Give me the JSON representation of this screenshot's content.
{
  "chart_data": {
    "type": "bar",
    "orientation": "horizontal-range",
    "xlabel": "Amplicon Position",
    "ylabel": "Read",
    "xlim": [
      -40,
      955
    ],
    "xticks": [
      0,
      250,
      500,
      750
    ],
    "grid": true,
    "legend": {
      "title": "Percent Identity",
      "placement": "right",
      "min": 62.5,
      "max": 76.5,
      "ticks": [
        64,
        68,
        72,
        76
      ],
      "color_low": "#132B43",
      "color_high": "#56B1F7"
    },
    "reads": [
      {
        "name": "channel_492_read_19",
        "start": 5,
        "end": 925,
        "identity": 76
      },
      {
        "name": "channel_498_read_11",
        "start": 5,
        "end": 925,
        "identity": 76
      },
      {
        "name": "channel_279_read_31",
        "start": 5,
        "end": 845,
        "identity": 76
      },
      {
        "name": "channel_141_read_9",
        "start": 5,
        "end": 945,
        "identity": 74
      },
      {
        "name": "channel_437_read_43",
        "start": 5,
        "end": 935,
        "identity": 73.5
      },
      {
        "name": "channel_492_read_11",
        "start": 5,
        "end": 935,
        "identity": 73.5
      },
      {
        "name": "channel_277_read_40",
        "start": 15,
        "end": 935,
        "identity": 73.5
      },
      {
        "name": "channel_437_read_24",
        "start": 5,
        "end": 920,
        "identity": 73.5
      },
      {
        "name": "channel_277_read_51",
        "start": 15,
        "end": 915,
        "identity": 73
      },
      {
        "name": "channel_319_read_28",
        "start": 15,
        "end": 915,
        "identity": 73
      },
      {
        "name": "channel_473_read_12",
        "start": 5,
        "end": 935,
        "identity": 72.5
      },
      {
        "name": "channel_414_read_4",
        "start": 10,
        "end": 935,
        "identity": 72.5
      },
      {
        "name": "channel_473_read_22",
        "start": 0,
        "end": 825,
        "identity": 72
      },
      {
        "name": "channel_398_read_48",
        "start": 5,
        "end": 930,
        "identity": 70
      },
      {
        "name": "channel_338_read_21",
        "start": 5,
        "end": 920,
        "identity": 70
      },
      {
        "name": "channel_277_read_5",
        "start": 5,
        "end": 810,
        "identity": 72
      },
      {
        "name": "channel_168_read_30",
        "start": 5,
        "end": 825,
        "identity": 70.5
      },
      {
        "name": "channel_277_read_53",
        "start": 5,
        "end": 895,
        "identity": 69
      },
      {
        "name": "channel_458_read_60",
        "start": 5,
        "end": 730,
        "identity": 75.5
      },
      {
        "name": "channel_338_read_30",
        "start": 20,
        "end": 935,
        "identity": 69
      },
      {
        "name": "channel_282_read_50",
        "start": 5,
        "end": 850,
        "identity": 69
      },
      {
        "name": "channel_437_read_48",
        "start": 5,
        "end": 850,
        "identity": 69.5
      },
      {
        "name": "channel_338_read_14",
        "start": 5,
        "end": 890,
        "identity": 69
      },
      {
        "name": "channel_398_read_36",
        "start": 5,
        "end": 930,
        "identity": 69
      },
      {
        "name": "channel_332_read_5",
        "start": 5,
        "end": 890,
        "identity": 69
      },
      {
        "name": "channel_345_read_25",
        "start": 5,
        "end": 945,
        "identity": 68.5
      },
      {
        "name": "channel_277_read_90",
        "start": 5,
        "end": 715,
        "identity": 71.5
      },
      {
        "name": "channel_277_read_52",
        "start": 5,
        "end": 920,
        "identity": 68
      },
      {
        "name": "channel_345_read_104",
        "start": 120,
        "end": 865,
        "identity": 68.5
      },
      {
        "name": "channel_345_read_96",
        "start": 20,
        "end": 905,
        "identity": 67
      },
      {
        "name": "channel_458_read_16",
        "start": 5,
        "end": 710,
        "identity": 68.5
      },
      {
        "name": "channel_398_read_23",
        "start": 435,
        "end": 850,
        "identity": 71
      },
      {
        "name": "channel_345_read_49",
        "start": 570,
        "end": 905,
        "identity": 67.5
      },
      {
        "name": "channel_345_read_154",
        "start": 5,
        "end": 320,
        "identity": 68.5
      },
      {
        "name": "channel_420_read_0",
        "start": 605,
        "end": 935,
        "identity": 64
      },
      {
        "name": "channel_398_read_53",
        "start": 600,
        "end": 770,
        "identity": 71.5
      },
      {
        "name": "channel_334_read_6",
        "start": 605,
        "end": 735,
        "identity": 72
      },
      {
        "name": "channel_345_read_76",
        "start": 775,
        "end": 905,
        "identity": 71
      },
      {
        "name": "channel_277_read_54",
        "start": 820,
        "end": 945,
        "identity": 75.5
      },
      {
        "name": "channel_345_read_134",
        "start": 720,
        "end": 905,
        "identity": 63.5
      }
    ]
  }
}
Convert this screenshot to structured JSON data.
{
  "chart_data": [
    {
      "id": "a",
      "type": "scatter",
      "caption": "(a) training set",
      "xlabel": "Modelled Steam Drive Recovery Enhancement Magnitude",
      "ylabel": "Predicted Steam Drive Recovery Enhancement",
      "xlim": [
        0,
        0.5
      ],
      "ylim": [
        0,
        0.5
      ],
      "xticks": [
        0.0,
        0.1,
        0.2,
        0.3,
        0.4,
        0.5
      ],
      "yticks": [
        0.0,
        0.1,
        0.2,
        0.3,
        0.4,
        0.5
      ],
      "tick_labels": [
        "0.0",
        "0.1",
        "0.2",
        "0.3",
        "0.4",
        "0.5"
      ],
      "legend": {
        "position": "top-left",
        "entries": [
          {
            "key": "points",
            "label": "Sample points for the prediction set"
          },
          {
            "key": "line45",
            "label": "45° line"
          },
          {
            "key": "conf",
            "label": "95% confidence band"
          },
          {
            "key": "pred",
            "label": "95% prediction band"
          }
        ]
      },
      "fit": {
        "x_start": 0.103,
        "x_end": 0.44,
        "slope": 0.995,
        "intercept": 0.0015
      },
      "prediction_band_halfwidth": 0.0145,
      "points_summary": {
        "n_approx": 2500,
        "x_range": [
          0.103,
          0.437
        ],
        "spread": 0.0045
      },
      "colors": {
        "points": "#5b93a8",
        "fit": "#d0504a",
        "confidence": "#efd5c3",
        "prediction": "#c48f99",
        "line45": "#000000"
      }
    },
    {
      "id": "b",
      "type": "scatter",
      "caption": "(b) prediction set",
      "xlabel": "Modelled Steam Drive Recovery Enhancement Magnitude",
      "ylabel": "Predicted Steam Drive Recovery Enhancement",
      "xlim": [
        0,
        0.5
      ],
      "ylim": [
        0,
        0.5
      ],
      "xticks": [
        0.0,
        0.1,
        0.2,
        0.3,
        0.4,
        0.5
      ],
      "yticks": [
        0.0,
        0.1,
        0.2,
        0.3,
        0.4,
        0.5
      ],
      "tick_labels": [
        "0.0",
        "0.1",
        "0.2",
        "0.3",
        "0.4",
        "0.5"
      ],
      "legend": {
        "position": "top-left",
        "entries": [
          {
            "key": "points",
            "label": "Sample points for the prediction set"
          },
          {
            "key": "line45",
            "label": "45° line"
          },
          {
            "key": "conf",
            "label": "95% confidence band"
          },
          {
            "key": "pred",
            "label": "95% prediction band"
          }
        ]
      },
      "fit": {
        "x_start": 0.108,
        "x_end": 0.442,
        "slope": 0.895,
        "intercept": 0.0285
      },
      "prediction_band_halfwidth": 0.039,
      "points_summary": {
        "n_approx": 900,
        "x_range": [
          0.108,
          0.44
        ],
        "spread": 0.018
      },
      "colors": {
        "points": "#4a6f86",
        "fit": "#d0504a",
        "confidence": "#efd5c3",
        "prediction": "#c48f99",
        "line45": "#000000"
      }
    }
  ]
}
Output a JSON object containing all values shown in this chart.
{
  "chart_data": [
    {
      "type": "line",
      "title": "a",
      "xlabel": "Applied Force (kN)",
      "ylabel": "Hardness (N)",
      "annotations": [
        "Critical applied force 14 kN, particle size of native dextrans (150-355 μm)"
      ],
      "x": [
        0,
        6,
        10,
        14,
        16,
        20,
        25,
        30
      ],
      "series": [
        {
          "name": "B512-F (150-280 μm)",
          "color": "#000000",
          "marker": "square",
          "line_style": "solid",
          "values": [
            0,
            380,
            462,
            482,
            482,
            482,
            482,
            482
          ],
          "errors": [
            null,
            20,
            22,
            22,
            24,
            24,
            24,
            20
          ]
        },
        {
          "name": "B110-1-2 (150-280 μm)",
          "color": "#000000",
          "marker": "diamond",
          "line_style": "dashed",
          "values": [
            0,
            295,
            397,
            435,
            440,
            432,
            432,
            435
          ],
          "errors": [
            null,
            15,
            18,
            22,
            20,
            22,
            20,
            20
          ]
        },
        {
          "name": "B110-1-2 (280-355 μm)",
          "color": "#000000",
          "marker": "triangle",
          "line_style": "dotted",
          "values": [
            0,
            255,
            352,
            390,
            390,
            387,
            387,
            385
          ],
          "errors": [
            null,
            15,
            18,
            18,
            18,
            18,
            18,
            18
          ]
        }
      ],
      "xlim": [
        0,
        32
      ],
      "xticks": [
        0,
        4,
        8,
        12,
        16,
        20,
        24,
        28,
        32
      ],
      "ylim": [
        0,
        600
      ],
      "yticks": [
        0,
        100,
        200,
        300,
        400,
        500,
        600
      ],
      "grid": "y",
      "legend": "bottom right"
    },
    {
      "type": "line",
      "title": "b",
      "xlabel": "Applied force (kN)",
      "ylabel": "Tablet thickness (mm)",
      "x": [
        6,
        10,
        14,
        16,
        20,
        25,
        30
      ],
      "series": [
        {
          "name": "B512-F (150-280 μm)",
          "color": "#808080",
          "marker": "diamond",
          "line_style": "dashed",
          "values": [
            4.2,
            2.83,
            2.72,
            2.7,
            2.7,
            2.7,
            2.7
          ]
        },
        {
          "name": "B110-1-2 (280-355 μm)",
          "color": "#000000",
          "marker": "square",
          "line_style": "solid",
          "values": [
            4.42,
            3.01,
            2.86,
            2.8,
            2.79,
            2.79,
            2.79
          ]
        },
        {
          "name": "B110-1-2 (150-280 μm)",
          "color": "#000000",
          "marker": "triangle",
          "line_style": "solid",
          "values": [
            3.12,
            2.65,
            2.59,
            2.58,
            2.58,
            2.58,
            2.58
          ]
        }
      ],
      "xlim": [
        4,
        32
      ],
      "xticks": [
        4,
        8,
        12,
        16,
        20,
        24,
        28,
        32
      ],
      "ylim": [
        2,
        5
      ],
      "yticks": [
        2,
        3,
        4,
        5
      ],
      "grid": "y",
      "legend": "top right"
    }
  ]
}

━━━━━━━━━━━━━━━━

▶ **Task prompt**: Show all lines in the entries above where the word "caption" appears.

▶ **Answer to the problem**:
      "caption": "(a) training set",
      "caption": "(b) prediction set",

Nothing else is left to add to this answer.